Llama2開源大模型的新篇章以及在阿里雲的實踐

Llama一直被譽為AI社群中最強大的開源大模型。然而，由於開源協定的限制，它一直不能被免費用於商業用途。然而，這一切在7月19日發生了改變，當Meta終於釋出了大家期待已久的免費商用版本Llama2。Llama2是一個由Meta AI開發的預訓練大語言模型，它可以接受任何自然語言文字作為輸入，並生成文字形式的輸出。Llama2-xb-chat是基於Llama2-xb在對話場景下的優化模型，目前在大多數評測指標上超過了其他開源對話模型，並且與一些熱門的閉源模型（如ChatGPT、PaLM）的表現相當。

官方介紹

Meta釋出的Llama 2模型系列包括70億、130億和700億三種引數版本。此外，他們還訓練了一個340億引數的版本，但並未釋出，只在技術報告中提到。據官方介紹，Llama 2與其前身Llama 1相比，訓練資料增加了40%，上下文長度也翻了一番，並採用了分組查詢注意力機制。具體來說，Llama 2預訓練模型是在2萬億的token上訓練的，而精調Chat模型則是在100萬人類標記資料上訓練的。

公佈的測評結果顯示，Llama 2在包括推理、編碼、精通性和知識測試等許多外部基準測試中都優於其他開源語言模型。

:: 所示資料 ::

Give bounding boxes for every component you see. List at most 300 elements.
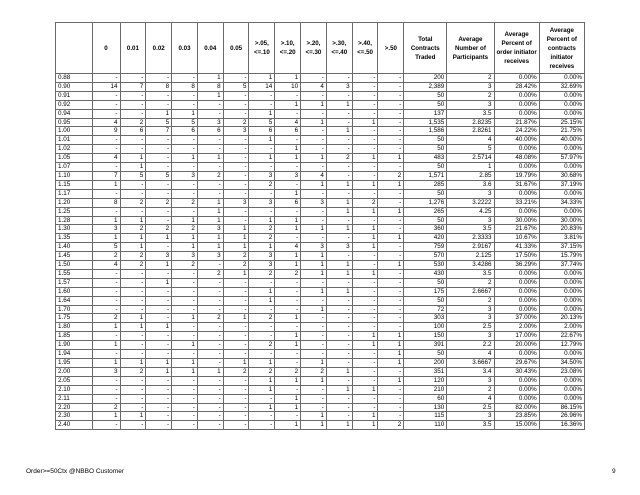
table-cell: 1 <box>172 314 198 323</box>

:: 練習題目 ::
寫出上方介紹Llama 2的網頁在最後一句之後接下去的內容。

:: 作答結果 ::
模型部署

Meta在Huggingface上提供了所有模型的下載連結：https://huggingface.co/meta-llama

預訓練模型

Llama2預訓練模型包含7B、13B和70B三個版本

模型名稱	模型載入名稱	下載地址
Llama2-7B	meta-llama/Llama-2-7b-hf	模型下載
Llama2-13B	meta-llama/Llama-2-13b-hf	模型下載
Llama2-70B	meta-llama/Llama-2-70b-hf	模型下載

Chat模型

Llama2-Chat模型基於預訓練模型進行了監督微調，具備更強的對話能力

模型名稱	模型載入名稱	下載地址
Llama2-7B-Chat	meta-llama/Llama-2-7b-chat-hf	模型下載
Llama2-13B-Chat	meta-llama/Llama-2-13b-chat-hf	模型下載
Llama2-70B-Chat	meta-llama/Llama-2-70b-chat-hf	模型下載

阿里雲機器學習平臺PAI

機器學習平臺PAI（Platform of Artificial Intelligence）面向企業客戶及開發者，提供輕量化、高價效比的雲原生機器學習，涵蓋PAI-DSW互動式建模、PAI-Studio拖拽式視覺化建模、PAI-DLC分散式訓練到PAI-EAS模型線上部署的全流程。

PAI平臺部署

今天PAI平臺也對Llama2-7b做了支援，提供了相關的映象可以直接部署。模型部署後，使用者可以在服務詳情頁面通過「檢視Web應用」按鈕來在網頁端直接和模型推理互動。讓我們來體驗一下吧！

部署完成後：

進入Web頁面來測試一下：

此外，也支援了通過API形式直接推理，但需要前往EAS服務並將服務執行命令更新為python api/api_server.py --port=8000 --model-path=<先前填入的model-path>。服務請求Body為輸入text/plain格式文字或application/json格式，返回資料為text/html格式。以下為傳送請求的格式範例：

{"input_ids": "List the largest islands which begin with letter 's'.","temperature": 0.8,"max_length": 5120,"top_p": 0.9}

API詳情

LLAMA2模型API呼叫需"申請體驗"並通過後才可使用，否則API呼叫將返回錯誤狀態碼。以下範例展示了呼叫LLAMA2模型對一個使用者指令進行響應的程式碼。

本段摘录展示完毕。